Stored records:
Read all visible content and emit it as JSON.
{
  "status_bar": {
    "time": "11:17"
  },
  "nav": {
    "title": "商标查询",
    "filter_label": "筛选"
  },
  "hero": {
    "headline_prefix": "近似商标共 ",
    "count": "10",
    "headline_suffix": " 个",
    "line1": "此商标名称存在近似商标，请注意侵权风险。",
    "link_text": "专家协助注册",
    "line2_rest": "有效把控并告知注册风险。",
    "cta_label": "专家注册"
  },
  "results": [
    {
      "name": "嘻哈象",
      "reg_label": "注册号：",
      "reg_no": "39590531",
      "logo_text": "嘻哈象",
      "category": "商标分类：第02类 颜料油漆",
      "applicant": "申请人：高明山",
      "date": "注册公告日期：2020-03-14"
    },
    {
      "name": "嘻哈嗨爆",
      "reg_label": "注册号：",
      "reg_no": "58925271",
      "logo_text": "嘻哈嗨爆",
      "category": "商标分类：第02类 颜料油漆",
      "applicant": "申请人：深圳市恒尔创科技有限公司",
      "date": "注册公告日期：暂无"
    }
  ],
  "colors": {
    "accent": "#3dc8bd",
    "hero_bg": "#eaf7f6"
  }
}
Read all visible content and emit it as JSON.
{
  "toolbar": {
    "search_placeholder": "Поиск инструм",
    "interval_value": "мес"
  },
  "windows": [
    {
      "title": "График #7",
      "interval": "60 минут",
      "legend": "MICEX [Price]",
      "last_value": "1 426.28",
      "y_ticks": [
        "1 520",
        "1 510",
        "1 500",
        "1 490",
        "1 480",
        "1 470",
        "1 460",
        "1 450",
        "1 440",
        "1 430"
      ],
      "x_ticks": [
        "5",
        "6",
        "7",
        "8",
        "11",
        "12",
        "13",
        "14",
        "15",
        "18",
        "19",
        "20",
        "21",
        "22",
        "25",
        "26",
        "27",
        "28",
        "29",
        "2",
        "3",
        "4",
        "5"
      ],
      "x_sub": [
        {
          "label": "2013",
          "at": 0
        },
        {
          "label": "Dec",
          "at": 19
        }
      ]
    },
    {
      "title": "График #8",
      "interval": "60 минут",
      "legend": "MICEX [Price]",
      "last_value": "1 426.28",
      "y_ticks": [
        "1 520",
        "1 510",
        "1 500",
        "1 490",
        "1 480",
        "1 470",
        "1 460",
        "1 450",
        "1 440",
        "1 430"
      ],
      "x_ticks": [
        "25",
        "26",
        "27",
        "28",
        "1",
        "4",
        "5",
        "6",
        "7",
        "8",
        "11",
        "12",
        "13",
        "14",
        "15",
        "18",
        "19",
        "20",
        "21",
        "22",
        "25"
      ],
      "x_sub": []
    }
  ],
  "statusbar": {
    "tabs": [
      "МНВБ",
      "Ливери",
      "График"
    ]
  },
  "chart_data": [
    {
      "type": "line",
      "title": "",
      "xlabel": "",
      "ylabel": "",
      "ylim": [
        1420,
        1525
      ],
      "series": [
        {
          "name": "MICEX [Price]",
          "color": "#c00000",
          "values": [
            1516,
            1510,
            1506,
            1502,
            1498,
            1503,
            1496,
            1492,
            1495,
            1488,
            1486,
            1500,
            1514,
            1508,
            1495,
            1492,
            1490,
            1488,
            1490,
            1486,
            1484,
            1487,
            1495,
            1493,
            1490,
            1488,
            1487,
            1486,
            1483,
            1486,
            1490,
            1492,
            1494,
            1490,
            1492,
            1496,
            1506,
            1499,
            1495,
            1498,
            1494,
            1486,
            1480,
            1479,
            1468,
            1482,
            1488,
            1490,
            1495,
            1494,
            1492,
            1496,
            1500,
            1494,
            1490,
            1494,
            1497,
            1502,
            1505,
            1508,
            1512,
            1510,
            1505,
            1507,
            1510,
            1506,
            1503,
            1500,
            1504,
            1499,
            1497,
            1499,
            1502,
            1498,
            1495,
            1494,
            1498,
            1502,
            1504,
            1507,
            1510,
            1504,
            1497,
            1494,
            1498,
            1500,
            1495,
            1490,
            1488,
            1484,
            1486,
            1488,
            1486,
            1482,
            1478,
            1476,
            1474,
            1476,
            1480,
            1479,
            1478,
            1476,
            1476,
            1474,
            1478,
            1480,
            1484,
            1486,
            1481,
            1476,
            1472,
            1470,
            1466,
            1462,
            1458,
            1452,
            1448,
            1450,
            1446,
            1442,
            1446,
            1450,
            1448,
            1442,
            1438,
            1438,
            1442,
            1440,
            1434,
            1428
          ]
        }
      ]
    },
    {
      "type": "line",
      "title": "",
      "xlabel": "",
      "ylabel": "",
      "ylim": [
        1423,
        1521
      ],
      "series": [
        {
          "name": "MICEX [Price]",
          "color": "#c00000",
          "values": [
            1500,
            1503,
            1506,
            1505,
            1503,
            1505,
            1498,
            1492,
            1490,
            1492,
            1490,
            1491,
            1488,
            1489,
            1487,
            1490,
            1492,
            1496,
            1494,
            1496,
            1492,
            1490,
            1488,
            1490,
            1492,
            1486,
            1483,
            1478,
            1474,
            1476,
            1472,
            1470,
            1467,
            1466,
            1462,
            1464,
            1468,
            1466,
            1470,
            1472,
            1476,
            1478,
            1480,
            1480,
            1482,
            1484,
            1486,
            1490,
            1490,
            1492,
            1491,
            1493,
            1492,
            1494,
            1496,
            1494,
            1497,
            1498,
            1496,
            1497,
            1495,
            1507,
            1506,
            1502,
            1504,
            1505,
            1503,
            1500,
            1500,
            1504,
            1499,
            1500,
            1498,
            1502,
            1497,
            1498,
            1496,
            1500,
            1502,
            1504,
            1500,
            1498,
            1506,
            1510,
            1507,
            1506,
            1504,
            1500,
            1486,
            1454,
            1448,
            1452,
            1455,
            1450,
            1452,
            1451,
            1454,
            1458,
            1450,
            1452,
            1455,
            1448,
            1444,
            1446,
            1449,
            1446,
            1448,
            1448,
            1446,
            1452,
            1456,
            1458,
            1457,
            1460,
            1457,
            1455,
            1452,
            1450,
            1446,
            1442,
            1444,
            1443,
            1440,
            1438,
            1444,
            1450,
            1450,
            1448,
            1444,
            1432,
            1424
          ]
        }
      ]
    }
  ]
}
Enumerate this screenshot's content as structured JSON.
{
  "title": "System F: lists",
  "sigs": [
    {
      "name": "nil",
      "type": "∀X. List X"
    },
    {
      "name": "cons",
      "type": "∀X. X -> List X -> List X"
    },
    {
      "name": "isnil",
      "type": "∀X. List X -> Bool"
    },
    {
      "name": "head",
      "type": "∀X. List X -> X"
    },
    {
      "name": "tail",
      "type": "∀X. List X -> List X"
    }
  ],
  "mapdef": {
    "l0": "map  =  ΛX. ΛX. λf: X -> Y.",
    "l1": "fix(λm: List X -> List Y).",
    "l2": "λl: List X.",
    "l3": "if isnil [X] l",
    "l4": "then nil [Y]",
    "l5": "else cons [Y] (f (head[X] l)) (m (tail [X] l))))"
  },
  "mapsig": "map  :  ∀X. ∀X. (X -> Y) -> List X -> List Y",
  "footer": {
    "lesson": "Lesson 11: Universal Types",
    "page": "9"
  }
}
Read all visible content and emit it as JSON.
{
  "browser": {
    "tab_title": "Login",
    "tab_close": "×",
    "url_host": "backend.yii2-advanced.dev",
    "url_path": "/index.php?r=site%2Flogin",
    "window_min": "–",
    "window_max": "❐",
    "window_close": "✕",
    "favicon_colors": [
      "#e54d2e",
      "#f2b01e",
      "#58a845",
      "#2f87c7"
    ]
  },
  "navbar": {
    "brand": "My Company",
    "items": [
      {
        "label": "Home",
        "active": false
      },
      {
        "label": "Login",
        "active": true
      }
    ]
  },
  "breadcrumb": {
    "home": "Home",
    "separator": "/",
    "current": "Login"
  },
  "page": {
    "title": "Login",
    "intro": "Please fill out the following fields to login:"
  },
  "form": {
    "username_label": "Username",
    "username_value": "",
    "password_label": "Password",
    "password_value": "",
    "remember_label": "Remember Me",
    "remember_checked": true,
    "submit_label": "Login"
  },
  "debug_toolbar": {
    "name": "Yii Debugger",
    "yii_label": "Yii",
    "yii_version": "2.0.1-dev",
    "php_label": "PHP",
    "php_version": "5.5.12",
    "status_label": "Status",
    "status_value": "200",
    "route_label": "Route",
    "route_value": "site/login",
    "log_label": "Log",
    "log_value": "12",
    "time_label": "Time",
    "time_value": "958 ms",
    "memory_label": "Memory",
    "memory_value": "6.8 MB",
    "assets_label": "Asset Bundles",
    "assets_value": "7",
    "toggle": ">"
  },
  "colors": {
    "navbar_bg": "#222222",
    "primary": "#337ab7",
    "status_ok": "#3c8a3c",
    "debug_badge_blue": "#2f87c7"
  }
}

WORK INSTRUCTIONS: Copy all lines from the material that include "注册公告日期".

CORRECT OUTPUT:
      "date": "注册公告日期：2020-03-14"
      "date": "注册公告日期：暂无"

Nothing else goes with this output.